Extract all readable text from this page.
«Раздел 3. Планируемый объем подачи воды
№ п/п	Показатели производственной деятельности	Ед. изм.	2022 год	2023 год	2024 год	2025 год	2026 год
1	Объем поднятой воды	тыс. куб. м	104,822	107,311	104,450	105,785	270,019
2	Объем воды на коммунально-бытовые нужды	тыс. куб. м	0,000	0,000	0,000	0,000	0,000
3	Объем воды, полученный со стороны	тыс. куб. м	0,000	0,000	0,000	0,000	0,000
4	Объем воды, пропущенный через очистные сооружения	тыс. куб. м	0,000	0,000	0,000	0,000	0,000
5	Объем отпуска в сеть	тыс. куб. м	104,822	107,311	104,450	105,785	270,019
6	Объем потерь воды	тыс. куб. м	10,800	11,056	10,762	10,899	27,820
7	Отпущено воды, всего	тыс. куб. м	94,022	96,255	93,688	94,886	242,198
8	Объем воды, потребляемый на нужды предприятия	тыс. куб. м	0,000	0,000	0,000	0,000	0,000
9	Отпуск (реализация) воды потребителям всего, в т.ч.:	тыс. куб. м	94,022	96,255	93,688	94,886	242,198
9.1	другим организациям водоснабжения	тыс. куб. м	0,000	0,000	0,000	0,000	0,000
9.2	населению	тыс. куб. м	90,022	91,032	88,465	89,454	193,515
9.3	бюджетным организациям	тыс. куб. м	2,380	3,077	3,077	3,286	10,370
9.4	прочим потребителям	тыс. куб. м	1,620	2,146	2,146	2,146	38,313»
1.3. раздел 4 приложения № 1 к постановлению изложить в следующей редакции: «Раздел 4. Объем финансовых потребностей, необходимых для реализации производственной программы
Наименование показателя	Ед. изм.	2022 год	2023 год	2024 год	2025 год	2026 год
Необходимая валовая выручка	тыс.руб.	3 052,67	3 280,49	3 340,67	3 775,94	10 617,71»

# PROBLEM TO SOLVE
Among the records above, how many lines carry the string "Раздел"? Reply with the number alone.

# TASK SOLUTION
2